▸ **Stated task**
Write the data out again exactly, dropping any images it holds.

▸ **Source records**
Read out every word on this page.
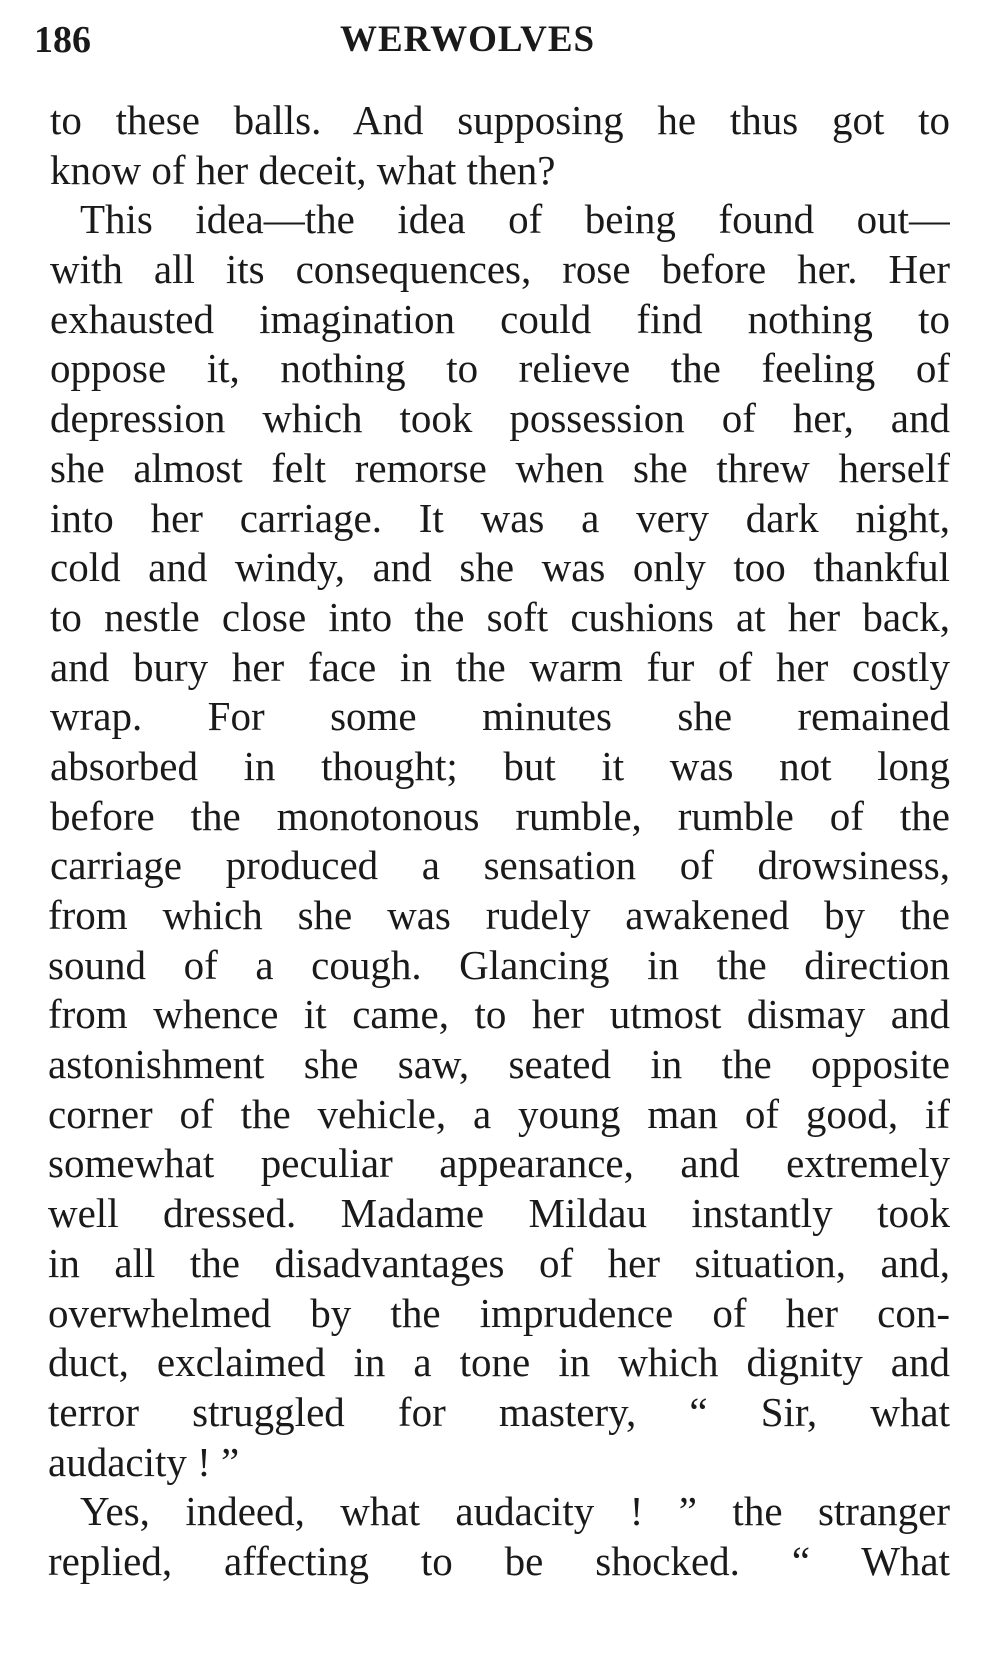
186	WERWOLVES
to these balls. And supposing he thus got to
know of her deceit, what then?
This idea—the idea of being found out—
with all its consequences, rose before her. Her
exhausted imagination could find nothing to
oppose it, nothing to relieve the feeling of
depression which took possession of her, and
she almost felt remorse when she threw herself
into her carriage. It was a very dark night,
cold and windy, and she was only too thankful
to nestle close into the soft cushions at her back,
and bury her face in the warm fur of her costly
wrap. For some minutes she remained
absorbed in thought; but it was not long
before the monotonous rumble, rumble of the
carriage produced a sensation of drowsiness,
from which she was rudely awakened by the
sound of a cough. Glancing in the direction
from whence it came, to her utmost dismay and
astonishment she saw, seated in the opposite
corner of the vehicle, a young man of good, if
somewhat peculiar appearance, and extremely
well dressed. Madame Mildau instantly took
in all the disadvantages of her situation, and,
overwhelmed by the imprudence of her con-
duct, exclaimed in a tone in which dignity and
terror struggled for mastery, “ Sir, what
audacity ! ”
Yes, indeed, what audacity ! ” the stranger
replied, affecting to be shocked. “ What
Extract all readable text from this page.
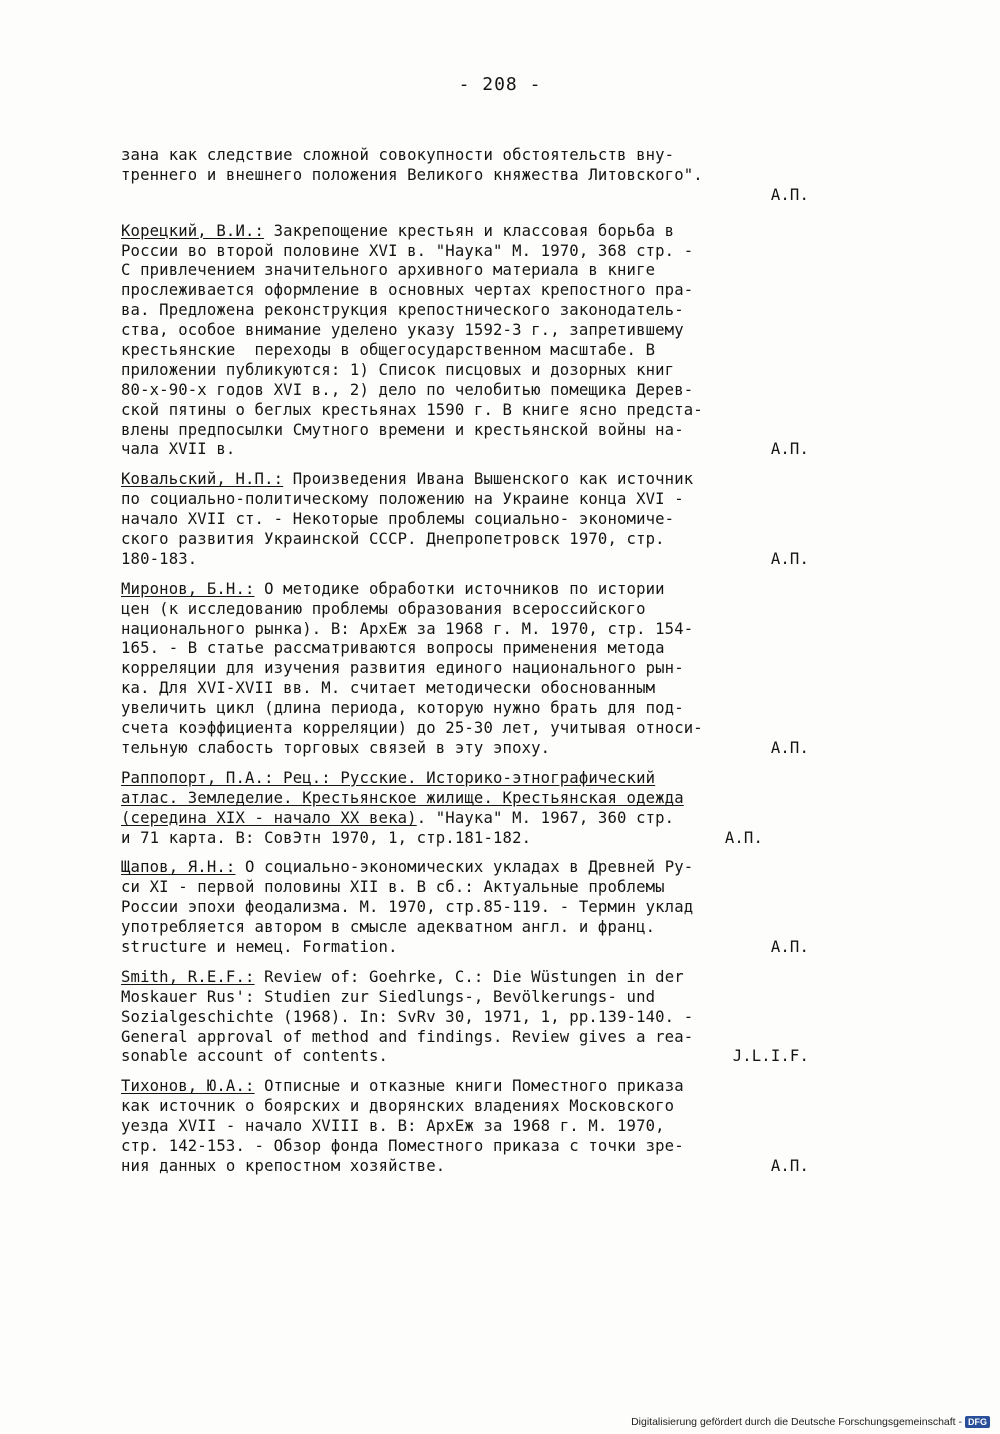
- 208 -
зана как следствие сложной совокупности обстоятельств вну-
треннего и внешнего положения Великого княжества Литовского".
А.П.
Корецкий, В.И.: Закрепощение крестьян и классовая борьба в
России во второй половине XVI в. "Наука" М. 1970, 368 стр. -
С привлечением значительного архивного материала в книге
прослеживается оформление в основных чертах крепостного пра-
ва. Предложена реконструкция крепостнического законодатель-
ства, особое внимание уделено указу 1592-3 г., запретившему
крестьянские  переходы в общегосударственном масштабе. В
приложении публикуются: 1) Список писцовых и дозорных книг
80-х-90-х годов XVI в., 2) дело по челобитью помещика Дерев-
ской пятины о беглых крестьянах 1590 г. В книге ясно предста-
влены предпосылки Смутного времени и крестьянской войны на-
чала XVII в.	А.П.
Ковальский, Н.П.: Произведения Ивана Вышенского как источник
по социально-политическому положению на Украине конца XVI -
начало XVII ст. - Некоторые проблемы социально- экономиче-
ского развития Украинской СССР. Днепропетровск 1970, стр.
180-183.	А.П.
Миронов, Б.Н.: О методике обработки источников по истории
цен (к исследованию проблемы образования всероссийского
национального рынка). В: АрхЕж за 1968 г. М. 1970, стр. 154-
165. - В статье рассматриваются вопросы применения метода
корреляции для изучения развития единого национального рын-
ка. Для XVI-XVII вв. М. считает методически обоснованным
увеличить цикл (длина периода, которую нужно брать для под-
счета коэффициента корреляции) до 25-30 лет, учитывая относи-
тельную слабость торговых связей в эту эпоху.	А.П.
Раппопорт, П.А.: Рец.: Русские. Историко-этнографический
атлас. Земледелие. Крестьянское жилище. Крестьянская одежда
(середина XIX - начало XX века). "Наука" М. 1967, 360 стр.
и 71 карта. В: СовЭтн 1970, 1, стр.181-182.	А.П.
Щапов, Я.Н.: О социально-экономических укладах в Древней Ру-
си XI - первой половины XII в. В сб.: Актуальные проблемы
России эпохи феодализма. М. 1970, стр.85-119. - Термин уклад
употребляется автором в смысле адекватном англ. и франц.
structure и немец. Formation.	А.П.
Smith, R.E.F.: Review of: Goehrke, C.: Die Wüstungen in der
Moskauer Rus': Studien zur Siedlungs-, Bevölkerungs- und
Sozialgeschichte (1968). In: SvRv 30, 1971, 1, pp.139-140. -
General approval of method and findings. Review gives a rea-
sonable account of contents.	J.L.I.F.
Тихонов, Ю.А.: Отписные и отказные книги Поместного приказа
как источник о боярских и дворянских владениях Московского
уезда XVII - начало XVIII в. В: АрхЕж за 1968 г. М. 1970,
стр. 142-153. - Обзор фонда Поместного приказа с точки зре-
ния данных о крепостном хозяйстве.	А.П.
Digitalisierung gefördert durch die Deutsche Forschungsgemeinschaft - DFG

▸ **Task result**
Read out every word on this page.
186	WERWOLVES
to these balls. And supposing he thus got to
know of her deceit, what then?
This idea—the idea of being found out—
with all its consequences, rose before her. Her
exhausted imagination could find nothing to
oppose it, nothing to relieve the feeling of
depression which took possession of her, and
she almost felt remorse when she threw herself
into her carriage. It was a very dark night,
cold and windy, and she was only too thankful
to nestle close into the soft cushions at her back,
and bury her face in the warm fur of her costly
wrap. For some minutes she remained
absorbed in thought; but it was not long
before the monotonous rumble, rumble of the
carriage produced a sensation of drowsiness,
from which she was rudely awakened by the
sound of a cough. Glancing in the direction
from whence it came, to her utmost dismay and
astonishment she saw, seated in the opposite
corner of the vehicle, a young man of good, if
somewhat peculiar appearance, and extremely
well dressed. Madame Mildau instantly took
in all the disadvantages of her situation, and,
overwhelmed by the imprudence of her con-
duct, exclaimed in a tone in which dignity and
terror struggled for mastery, “ Sir, what
audacity ! ”
Yes, indeed, what audacity ! ” the stranger
replied, affecting to be shocked. “ What
Extract all readable text from this page.
- 208 -
зана как следствие сложной совокупности обстоятельств вну-
треннего и внешнего положения Великого княжества Литовского".
А.П.
Корецкий, В.И.: Закрепощение крестьян и классовая борьба в
России во второй половине XVI в. "Наука" М. 1970, 368 стр. -
С привлечением значительного архивного материала в книге
прослеживается оформление в основных чертах крепостного пра-
ва. Предложена реконструкция крепостнического законодатель-
ства, особое внимание уделено указу 1592-3 г., запретившему
крестьянские  переходы в общегосударственном масштабе. В
приложении публикуются: 1) Список писцовых и дозорных книг
80-х-90-х годов XVI в., 2) дело по челобитью помещика Дерев-
ской пятины о беглых крестьянах 1590 г. В книге ясно предста-
влены предпосылки Смутного времени и крестьянской войны на-
чала XVII в.	А.П.
Ковальский, Н.П.: Произведения Ивана Вышенского как источник
по социально-политическому положению на Украине конца XVI -
начало XVII ст. - Некоторые проблемы социально- экономиче-
ского развития Украинской СССР. Днепропетровск 1970, стр.
180-183.	А.П.
Миронов, Б.Н.: О методике обработки источников по истории
цен (к исследованию проблемы образования всероссийского
национального рынка). В: АрхЕж за 1968 г. М. 1970, стр. 154-
165. - В статье рассматриваются вопросы применения метода
корреляции для изучения развития единого национального рын-
ка. Для XVI-XVII вв. М. считает методически обоснованным
увеличить цикл (длина периода, которую нужно брать для под-
счета коэффициента корреляции) до 25-30 лет, учитывая относи-
тельную слабость торговых связей в эту эпоху.	А.П.
Раппопорт, П.А.: Рец.: Русские. Историко-этнографический
атлас. Земледелие. Крестьянское жилище. Крестьянская одежда
(середина XIX - начало XX века). "Наука" М. 1967, 360 стр.
и 71 карта. В: СовЭтн 1970, 1, стр.181-182.	А.П.
Щапов, Я.Н.: О социально-экономических укладах в Древней Ру-
си XI - первой половины XII в. В сб.: Актуальные проблемы
России эпохи феодализма. М. 1970, стр.85-119. - Термин уклад
употребляется автором в смысле адекватном англ. и франц.
structure и немец. Formation.	А.П.
Smith, R.E.F.: Review of: Goehrke, C.: Die Wüstungen in der
Moskauer Rus': Studien zur Siedlungs-, Bevölkerungs- und
Sozialgeschichte (1968). In: SvRv 30, 1971, 1, pp.139-140. -
General approval of method and findings. Review gives a rea-
sonable account of contents.	J.L.I.F.
Тихонов, Ю.А.: Отписные и отказные книги Поместного приказа
как источник о боярских и дворянских владениях Московского
уезда XVII - начало XVIII в. В: АрхЕж за 1968 г. М. 1970,
стр. 142-153. - Обзор фонда Поместного приказа с точки зре-
ния данных о крепостном хозяйстве.	А.П.
Digitalisierung gefördert durch die Deutsche Forschungsgemeinschaft - DFG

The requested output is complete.